--- start of THE INPUT ---

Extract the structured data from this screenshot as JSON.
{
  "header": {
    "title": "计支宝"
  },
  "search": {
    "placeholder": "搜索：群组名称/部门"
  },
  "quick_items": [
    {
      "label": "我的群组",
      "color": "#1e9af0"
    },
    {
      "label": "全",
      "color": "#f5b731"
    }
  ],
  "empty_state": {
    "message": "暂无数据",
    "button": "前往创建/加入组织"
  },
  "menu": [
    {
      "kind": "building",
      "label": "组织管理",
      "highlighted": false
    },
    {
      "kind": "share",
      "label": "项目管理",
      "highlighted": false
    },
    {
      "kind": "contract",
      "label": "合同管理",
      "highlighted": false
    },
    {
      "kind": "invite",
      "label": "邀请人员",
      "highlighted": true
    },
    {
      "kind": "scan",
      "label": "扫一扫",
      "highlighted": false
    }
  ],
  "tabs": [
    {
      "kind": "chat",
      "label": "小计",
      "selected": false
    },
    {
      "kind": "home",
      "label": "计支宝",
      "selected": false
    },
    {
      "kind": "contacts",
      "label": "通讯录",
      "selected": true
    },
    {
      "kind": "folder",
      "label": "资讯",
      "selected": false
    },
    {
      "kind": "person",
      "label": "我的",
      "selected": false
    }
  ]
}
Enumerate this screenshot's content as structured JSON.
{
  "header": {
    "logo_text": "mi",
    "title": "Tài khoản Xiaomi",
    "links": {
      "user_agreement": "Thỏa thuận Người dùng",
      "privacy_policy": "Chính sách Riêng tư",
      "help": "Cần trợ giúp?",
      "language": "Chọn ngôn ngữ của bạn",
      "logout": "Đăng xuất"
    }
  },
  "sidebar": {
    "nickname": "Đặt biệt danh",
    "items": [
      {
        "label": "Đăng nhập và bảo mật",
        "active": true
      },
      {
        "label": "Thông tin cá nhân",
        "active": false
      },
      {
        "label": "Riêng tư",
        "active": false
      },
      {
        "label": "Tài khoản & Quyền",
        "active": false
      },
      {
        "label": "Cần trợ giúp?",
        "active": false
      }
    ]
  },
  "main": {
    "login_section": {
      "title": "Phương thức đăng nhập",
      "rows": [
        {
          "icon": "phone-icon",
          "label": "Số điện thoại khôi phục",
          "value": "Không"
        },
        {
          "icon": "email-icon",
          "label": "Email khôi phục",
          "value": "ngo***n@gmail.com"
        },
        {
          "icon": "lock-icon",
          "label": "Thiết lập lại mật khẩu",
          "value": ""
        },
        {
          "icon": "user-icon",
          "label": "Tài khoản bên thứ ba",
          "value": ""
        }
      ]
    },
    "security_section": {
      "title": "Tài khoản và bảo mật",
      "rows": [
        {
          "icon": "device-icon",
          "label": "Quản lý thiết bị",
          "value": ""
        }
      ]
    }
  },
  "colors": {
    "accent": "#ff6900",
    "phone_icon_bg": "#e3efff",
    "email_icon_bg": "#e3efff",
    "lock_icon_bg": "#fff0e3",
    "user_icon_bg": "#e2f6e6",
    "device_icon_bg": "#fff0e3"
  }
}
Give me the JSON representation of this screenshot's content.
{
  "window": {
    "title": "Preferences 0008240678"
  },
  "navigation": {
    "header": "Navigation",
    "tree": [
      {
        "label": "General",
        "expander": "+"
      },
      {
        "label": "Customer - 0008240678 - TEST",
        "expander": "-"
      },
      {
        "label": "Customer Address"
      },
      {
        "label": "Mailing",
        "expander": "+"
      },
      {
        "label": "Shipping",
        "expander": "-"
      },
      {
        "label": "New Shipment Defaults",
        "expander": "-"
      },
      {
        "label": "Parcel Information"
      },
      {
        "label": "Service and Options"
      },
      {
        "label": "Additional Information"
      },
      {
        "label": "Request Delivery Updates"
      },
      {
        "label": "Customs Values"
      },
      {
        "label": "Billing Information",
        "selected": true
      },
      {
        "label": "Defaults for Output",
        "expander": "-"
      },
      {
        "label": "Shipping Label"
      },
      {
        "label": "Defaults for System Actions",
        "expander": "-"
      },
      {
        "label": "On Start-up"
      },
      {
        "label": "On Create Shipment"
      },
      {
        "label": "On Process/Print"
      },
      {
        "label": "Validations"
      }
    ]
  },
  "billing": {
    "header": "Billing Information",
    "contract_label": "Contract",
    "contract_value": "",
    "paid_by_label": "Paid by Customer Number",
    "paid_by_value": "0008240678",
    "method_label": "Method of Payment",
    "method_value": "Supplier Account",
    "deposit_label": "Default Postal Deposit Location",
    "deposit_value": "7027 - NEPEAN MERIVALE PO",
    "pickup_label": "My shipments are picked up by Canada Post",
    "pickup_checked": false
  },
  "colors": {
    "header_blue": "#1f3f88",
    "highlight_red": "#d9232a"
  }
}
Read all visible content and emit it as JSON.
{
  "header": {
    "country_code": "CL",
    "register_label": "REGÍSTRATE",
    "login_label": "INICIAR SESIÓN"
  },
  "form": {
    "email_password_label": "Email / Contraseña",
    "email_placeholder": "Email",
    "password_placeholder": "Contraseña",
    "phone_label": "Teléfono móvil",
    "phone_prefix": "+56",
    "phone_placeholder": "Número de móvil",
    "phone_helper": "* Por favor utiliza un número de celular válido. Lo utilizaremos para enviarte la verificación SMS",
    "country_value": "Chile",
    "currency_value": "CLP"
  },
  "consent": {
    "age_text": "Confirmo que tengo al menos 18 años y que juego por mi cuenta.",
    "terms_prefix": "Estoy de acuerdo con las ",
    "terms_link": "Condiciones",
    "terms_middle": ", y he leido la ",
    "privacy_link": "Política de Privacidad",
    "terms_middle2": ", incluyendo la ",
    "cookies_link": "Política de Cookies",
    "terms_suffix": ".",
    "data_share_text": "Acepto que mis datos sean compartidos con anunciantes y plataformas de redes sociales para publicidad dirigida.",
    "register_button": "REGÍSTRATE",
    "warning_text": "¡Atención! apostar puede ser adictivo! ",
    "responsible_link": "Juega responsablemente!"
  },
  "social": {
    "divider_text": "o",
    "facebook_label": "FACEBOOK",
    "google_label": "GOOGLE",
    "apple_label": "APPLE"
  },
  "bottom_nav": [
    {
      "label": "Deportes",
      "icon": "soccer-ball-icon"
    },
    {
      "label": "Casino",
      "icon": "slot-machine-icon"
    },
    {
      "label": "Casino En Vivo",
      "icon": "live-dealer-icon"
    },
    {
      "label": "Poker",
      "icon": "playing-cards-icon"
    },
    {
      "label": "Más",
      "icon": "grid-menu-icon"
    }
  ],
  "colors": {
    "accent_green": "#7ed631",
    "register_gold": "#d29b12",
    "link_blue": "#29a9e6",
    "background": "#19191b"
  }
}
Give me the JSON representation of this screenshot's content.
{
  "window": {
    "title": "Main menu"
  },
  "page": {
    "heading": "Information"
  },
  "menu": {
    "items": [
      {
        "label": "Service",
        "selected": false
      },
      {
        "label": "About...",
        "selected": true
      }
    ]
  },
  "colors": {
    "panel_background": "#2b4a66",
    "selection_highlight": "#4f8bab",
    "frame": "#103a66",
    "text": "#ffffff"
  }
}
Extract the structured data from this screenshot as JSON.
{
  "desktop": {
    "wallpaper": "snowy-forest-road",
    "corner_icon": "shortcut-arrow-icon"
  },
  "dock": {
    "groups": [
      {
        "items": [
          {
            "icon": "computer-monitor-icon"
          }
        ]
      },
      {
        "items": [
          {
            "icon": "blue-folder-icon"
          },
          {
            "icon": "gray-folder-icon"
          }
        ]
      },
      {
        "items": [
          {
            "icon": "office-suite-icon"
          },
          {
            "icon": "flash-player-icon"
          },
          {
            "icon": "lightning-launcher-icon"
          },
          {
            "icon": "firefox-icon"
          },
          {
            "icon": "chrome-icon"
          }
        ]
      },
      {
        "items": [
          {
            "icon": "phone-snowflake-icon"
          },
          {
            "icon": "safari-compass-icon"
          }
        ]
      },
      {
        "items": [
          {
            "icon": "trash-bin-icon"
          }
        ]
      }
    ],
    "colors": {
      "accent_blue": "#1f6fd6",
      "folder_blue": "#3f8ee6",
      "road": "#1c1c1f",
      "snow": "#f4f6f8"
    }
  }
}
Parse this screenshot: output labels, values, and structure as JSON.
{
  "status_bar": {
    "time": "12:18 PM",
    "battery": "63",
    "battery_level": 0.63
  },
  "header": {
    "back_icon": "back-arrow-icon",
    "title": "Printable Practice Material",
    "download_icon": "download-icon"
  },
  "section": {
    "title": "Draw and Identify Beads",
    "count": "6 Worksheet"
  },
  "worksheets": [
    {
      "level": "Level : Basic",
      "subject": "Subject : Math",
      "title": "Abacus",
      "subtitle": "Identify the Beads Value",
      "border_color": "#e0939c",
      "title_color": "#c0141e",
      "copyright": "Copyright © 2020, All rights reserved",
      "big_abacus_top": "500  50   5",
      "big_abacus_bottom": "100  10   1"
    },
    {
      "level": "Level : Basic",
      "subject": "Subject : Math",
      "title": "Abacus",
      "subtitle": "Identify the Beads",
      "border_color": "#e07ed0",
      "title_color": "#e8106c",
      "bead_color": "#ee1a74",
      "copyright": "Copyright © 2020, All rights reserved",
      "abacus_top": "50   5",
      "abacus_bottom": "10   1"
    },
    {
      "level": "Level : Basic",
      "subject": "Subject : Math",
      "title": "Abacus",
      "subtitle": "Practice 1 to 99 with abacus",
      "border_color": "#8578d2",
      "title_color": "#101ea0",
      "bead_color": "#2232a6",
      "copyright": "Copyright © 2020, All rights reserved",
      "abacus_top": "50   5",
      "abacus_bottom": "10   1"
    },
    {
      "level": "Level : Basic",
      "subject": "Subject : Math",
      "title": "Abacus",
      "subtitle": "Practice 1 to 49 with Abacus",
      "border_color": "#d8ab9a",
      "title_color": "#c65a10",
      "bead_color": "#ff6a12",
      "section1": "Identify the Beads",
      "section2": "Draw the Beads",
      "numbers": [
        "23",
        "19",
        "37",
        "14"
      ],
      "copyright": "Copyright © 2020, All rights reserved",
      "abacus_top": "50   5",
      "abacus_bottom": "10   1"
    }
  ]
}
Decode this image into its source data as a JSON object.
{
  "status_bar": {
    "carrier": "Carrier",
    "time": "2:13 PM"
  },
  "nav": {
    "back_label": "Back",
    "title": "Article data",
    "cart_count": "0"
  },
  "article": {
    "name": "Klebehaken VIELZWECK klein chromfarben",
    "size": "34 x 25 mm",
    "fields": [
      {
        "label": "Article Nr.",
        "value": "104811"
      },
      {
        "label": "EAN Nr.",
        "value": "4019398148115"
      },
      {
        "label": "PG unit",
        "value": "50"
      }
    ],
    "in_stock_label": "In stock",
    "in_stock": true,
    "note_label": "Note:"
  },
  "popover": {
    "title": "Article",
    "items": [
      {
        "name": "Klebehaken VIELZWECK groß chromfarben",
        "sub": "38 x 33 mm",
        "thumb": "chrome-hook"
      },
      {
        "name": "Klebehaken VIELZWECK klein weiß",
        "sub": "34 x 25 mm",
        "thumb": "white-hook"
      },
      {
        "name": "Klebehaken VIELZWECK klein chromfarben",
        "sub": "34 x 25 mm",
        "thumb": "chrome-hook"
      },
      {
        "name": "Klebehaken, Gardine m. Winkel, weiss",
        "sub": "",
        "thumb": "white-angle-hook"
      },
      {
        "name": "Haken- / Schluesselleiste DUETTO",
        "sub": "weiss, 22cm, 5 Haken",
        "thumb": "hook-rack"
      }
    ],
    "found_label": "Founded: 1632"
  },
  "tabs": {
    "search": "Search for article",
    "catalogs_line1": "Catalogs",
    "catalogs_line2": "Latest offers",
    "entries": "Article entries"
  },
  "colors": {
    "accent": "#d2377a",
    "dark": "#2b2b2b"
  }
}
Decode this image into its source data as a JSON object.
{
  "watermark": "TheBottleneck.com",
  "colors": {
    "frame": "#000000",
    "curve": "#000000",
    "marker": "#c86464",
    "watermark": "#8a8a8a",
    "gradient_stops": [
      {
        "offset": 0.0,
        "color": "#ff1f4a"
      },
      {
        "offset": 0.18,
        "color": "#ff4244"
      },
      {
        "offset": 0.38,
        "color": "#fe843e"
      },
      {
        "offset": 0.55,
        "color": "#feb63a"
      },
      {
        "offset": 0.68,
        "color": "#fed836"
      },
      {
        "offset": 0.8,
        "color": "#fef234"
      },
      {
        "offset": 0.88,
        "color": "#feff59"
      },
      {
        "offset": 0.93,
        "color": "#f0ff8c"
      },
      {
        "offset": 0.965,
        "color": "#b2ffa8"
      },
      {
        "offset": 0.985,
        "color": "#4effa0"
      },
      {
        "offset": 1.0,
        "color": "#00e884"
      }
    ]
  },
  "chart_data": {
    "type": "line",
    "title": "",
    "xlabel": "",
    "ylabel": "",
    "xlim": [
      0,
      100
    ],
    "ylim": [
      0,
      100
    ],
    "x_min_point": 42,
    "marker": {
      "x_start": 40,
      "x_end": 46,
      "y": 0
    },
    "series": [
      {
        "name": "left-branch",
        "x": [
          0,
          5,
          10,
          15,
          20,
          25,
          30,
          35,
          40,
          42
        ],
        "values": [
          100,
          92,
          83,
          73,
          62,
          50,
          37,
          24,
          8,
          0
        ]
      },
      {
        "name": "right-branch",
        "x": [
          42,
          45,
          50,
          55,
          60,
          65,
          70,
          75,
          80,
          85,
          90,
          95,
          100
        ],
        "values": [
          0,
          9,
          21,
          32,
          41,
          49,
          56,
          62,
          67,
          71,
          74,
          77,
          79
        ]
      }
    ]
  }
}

--- end of THE INPUT ---

* _WRITTEN TASK_:
Show the lines of the material that contain the word "Klebehaken".

* _ANSWER TO THE PROBLEM_:
    "name": "Klebehaken VIELZWECK klein chromfarben",
        "name": "Klebehaken VIELZWECK groß chromfarben",
        "name": "Klebehaken VIELZWECK klein weiß",
        "name": "Klebehaken VIELZWECK klein chromfarben",
        "name": "Klebehaken, Gardine m. Winkel, weiss",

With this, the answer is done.